#### [Working data]
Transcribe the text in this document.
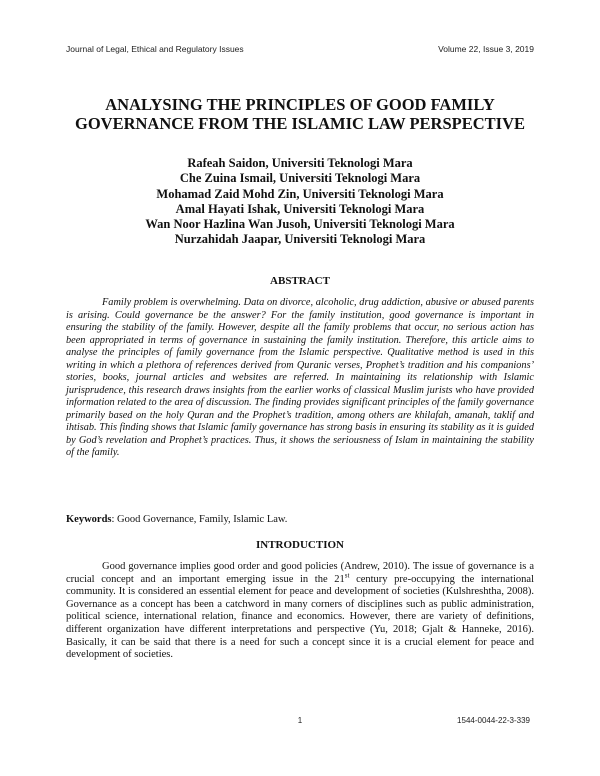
Journal of Legal, Ethical and Regulatory Issues	Volume 22, Issue 3, 2019
ANALYSING THE PRINCIPLES OF GOOD FAMILY GOVERNANCE FROM THE ISLAMIC LAW PERSPECTIVE
Rafeah Saidon, Universiti Teknologi Mara
Che Zuina Ismail, Universiti Teknologi Mara
Mohamad Zaid Mohd Zin, Universiti Teknologi Mara
Amal Hayati Ishak, Universiti Teknologi Mara
Wan Noor Hazlina Wan Jusoh, Universiti Teknologi Mara
Nurzahidah Jaapar, Universiti Teknologi Mara
ABSTRACT

Family problem is overwhelming. Data on divorce, alcoholic, drug addiction, abusive or abused parents is arising. Could governance be the answer? For the family institution, good governance is important in ensuring the stability of the family. However, despite all the family problems that occur, no serious action has been appropriated in terms of governance in sustaining the family institution. Therefore, this article aims to analyse the principles of family governance from the Islamic perspective. Qualitative method is used in this writing in which a plethora of references derived from Quranic verses, Prophet’s tradition and his companions’ stories, books, journal articles and websites are referred. In maintaining its relationship with Islamic jurisprudence, this research draws insights from the earlier works of classical Muslim jurists who have provided information related to the area of discussion. The finding provides significant principles of the family governance primarily based on the holy Quran and the Prophet’s tradition, among others are khilafah, amanah, taklif and ihtisab. This finding shows that Islamic family governance has strong basis in ensuring its stability as it is guided by God’s revelation and Prophet’s practices. Thus, it shows the seriousness of Islam in maintaining the stability of the family.

Keywords: Good Governance, Family, Islamic Law.
INTRODUCTION

Good governance implies good order and good policies (Andrew, 2010). The issue of governance is a crucial concept and an important emerging issue in the 21st century pre-occupying the international community. It is considered an essential element for peace and development of societies (Kulshreshtha, 2008). Governance as a concept has been a catchword in many corners of disciplines such as public administration, political science, international relation, finance and economics. However, there are variety of definitions, different organization have different interpretations and perspective (Yu, 2018; Gjalt & Hanneke, 2016). Basically, it can be said that there is a need for such a concept since it is a crucial element for peace and development of societies.

1	1544-0044-22-3-339
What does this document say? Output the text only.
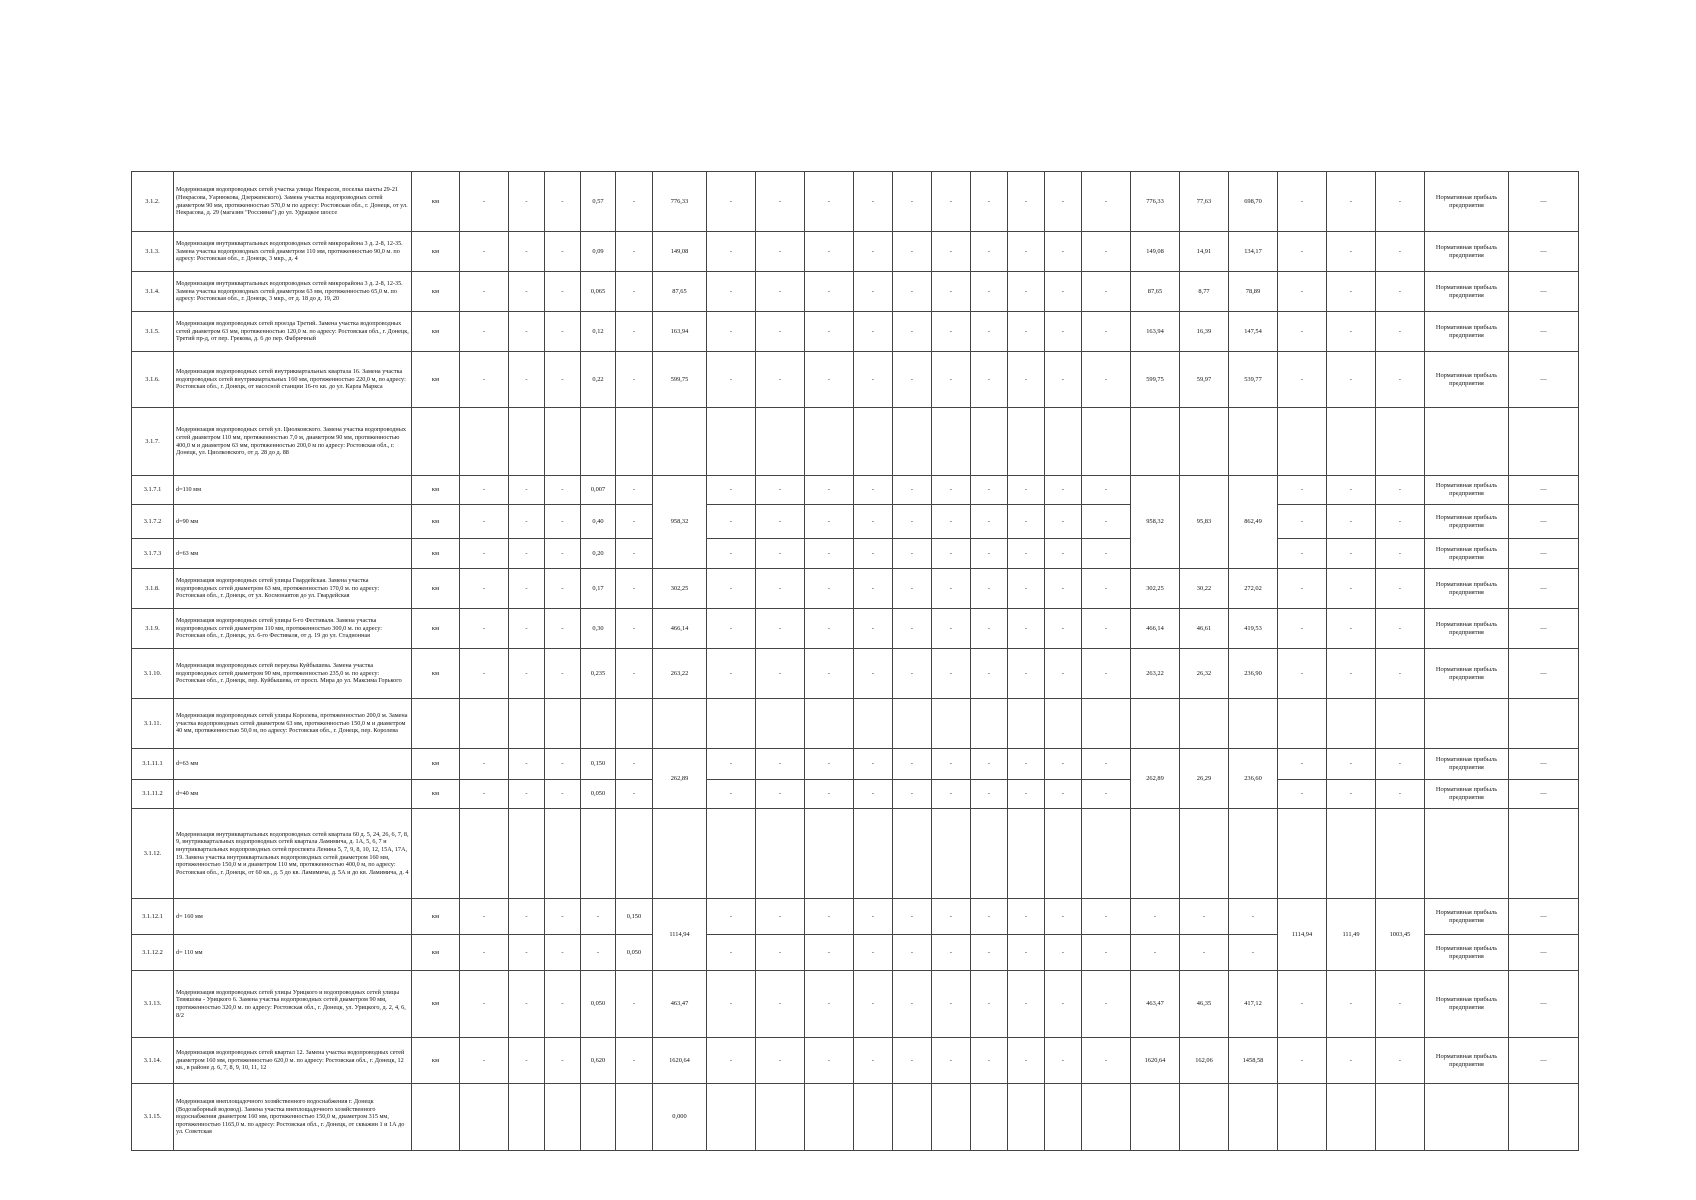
3.1.2.	Модернизация водопроводных сетей участка улицы Некрасов, поселка шахты 29-21 (Некрасова, Уарнюкова, Дзержинского). Замена участка водопроводных сетей диаметром 90 мм, протяженностью 570,0 м по адресу: Ростовская обл., г. Донецк, от ул. Некрасова, д. 29 (магазин "Россияна") до ул. Удрацкое шоссе	км	-	-	-	0,57	-	776,33	-	-	-	-	-	-	-	-	-	-	776,33	77,63	698,70	-	-	-	Нормативная прибыль предприятия	—
3.1.3.	Модернизация внутриквартальных водопроводных сетей микрорайона 3 д. 2-8, 12-35. Замена участка водопроводных сетей диаметром 110 мм, протяженностью 90,0 м. по адресу: Ростовская обл., г. Донецк, 3 мкр., д. 4	км	-	-	-	0,09	-	149,08	-	-	-	-	-	-	-	-	-	-	149,08	14,91	134,17	-	-	-	Нормативная прибыль предприятия	—
3.1.4.	Модернизация внутриквартальных водопроводных сетей микрорайона 3 д. 2-8, 12-35. Замена участка водопроводных сетей диаметром 63 мм, протяженностью 65,0 м. по адресу: Ростовская обл., г. Донецк, 3 мкр., от д. 18 до д. 19, 20	км	-	-	-	0,065	-	87,65	-	-	-	-	-	-	-	-	-	-	87,65	8,77	78,89	-	-	-	Нормативная прибыль предприятия	—
3.1.5.	Модернизация водопроводных сетей проезда Третий. Замена участка водопроводных сетей диаметром 63 мм, протяженностью 120,0 м. по адресу: Ростовская обл., г. Донецк, Третий пр-д, от пер. Грекова, д. 6 до пер. Фабричный	км	-	-	-	0,12	-	163,94	-	-	-	-	-	-	-	-	-	-	163,94	16,39	147,54	-	-	-	Нормативная прибыль предприятия	—
3.1.6.	Модернизация водопроводных сетей внутриквартальных квартала 16. Замена участка водопроводных сетей внутриквартальных 160 мм, протяженностью 220,0 м, по адресу: Ростовская обл., г. Донецк, от насосной станции 16-го кв. до ул. Карла Маркса	км	-	-	-	0,22	-	599,75	-	-	-	-	-	-	-	-	-	-	599,75	59,97	539,77	-	-	-	Нормативная прибыль предприятия	—
3.1.7.	Модернизация водопроводных сетей ул. Циолковского. Замена участка водопроводных сетей диаметром 110 мм, протяженностью 7,0 м, диаметром 90 мм, протяженностью 400,0 м и диаметром 63 мм, протяженностью 200,0 м по адресу: Ростовская обл., г. Донецк, ул. Циолковского, от д. 28 до д. 88																									
3.1.7.1	d=110 мм	км	-	-	-	0,007	-	958,32	-	-	-	-	-	-	-	-	-	-	958,32	95,83	862,49	-	-	-	Нормативная прибыль предприятия	—
3.1.7.2	d=90 мм	км	-	-	-	0,40	-		-	-	-	-	-	-	-	-	-	-				-	-	-	Нормативная прибыль предприятия	—
3.1.7.3	d=63 мм	км	-	-	-	0,20	-		-	-	-	-	-	-	-	-	-	-				-	-	-	Нормативная прибыль предприятия	—
3.1.8.	Модернизация водопроводных сетей улицы Гвардейская. Замена участка водопроводных сетей диаметром 63 мм, протяженностью 170,0 м. по адресу: Ростовская обл., г. Донецк, от ул. Космонавтов до ул. Гвардейская	км	-	-	-	0,17	-	302,25	-	-	-	-	-	-	-	-	-	-	302,25	30,22	272,02	-	-	-	Нормативная прибыль предприятия	—
3.1.9.	Модернизация водопроводных сетей улицы 6-го Фестиваля. Замена участка водопроводных сетей диаметром 110 мм, протяженностью 300,0 м. по адресу: Ростовская обл., г. Донецк, ул. 6-го Фестиваля, от д. 19 до ул. Стадионная	км	-	-	-	0,30	-	466,14	-	-	-	-	-	-	-	-	-	-	466,14	46,61	419,53	-	-	-	Нормативная прибыль предприятия	—
3.1.10.	Модернизация водопроводных сетей переулка Куйбышева. Замена участка водопроводных сетей диаметром 90 мм, протяженностью 235,0 м. по адресу: Ростовская обл., г. Донецк, пер. Куйбышева, от просп. Мира до ул. Максима Горького	км	-	-	-	0,235	-	263,22	-	-	-	-	-	-	-	-	-	-	263,22	26,32	236,90	-	-	-	Нормативная прибыль предприятия	—
3.1.11.	Модернизация водопроводных сетей улицы Королева, протяженностью 200,0 м. Замена участка водопроводных сетей диаметром 63 мм, протяженностью 150,0 м и диаметром 40 мм, протяженностью 50,0 м, по адресу: Ростовская обл., г. Донецк, пер. Королева																									
3.1.11.1	d=63 мм	км	-	-	-	0,150	-	262,89	-	-	-	-	-	-	-	-	-	-	262,89	26,29	236,60	-	-	-	Нормативная прибыль предприятия	—
3.1.11.2	d=40 мм	км	-	-	-	0,050	-		-	-	-	-	-	-	-	-	-	-				-	-	-	Нормативная прибыль предприятия	—
3.1.12.	Модернизация внутриквартальных водопроводных сетей квартала 60 д. 5, 24, 26, 6, 7, 8, 9, внутриквартальных водопроводных сетей квартала Ламимича, д. 1А, 5, 6, 7 и внутриквартальных водопроводных сетей проспекта Ленина 5, 7, 9, 8, 10, 12, 15А, 17А, 19. Замена участка внутриквартальных водопроводных сетей диаметром 160 мм, протяженностью 150,0 м и диаметром 110 мм, протяженностью 400,0 м, по адресу: Ростовская обл., г. Донецк, от 60 кв., д. 5 до кв. Ламимича, д. 5А и до кв. Ламимича, д. 4																									
3.1.12.1	d= 160 мм	км	-	-	-	-	0,150	1114,94	-	-	-	-	-	-	-	-	-	-	-	-	-	1114,94	111,49	1003,45	Нормативная прибыль предприятия	—
3.1.12.2	d= 110 мм	км	-	-	-	-	0,050		-	-	-	-	-	-	-	-	-	-	-	-	-				Нормативная прибыль предприятия	—
3.1.13.	Модернизация водопроводных сетей улицы Урицкого и водопроводных сетей улицы Тевяшова - Урицкого 6. Замена участка водопроводных сетей диаметром 90 мм, протяженностью 320,0 м. по адресу: Ростовская обл., г. Донецк, ул. Урицкого, д. 2, 4, 6, 8/2	км	-	-	-	0,050	-	463,47	-	-	-	-	-	-	-	-	-	-	463,47	46,35	417,12	-	-	-	Нормативная прибыль предприятия	—
3.1.14.	Модернизация водопроводных сетей квартал 12. Замена участка водопроводных сетей диаметром 160 мм, протяженностью 620,0 м. по адресу: Ростовская обл., г. Донецк, 12 кв., в районе д. 6, 7, 8, 9, 10, 11, 12	км	-	-	-	0,620	-	1620,64	-	-	-	-	-	-	-	-	-	-	1620,64	162,06	1458,58	-	-	-	Нормативная прибыль предприятия	—
3.1.15.	Модернизация внеплощадочного хозяйственного водоснабжения г. Донецк (Водозаборный водовод). Замена участка внеплощадочного хозяйственного водоснабжения диаметром 160 мм, протяженностью 150,0 м, диаметром 315 мм, протяженностью 1165,0 м. по адресу: Ростовская обл., г. Донецк, от скважин 1 и 1А до ул. Советская							0,000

#### [What you will do]
Your task is to gather all lines from the entries above that hold the word "Teknologi".

#### [Output for this exercise]
Rafeah Saidon, Universiti Teknologi Mara
Che Zuina Ismail, Universiti Teknologi Mara
Mohamad Zaid Mohd Zin, Universiti Teknologi Mara
Amal Hayati Ishak, Universiti Teknologi Mara
Wan Noor Hazlina Wan Jusoh, Universiti Teknologi Mara
Nurzahidah Jaapar, Universiti Teknologi Mara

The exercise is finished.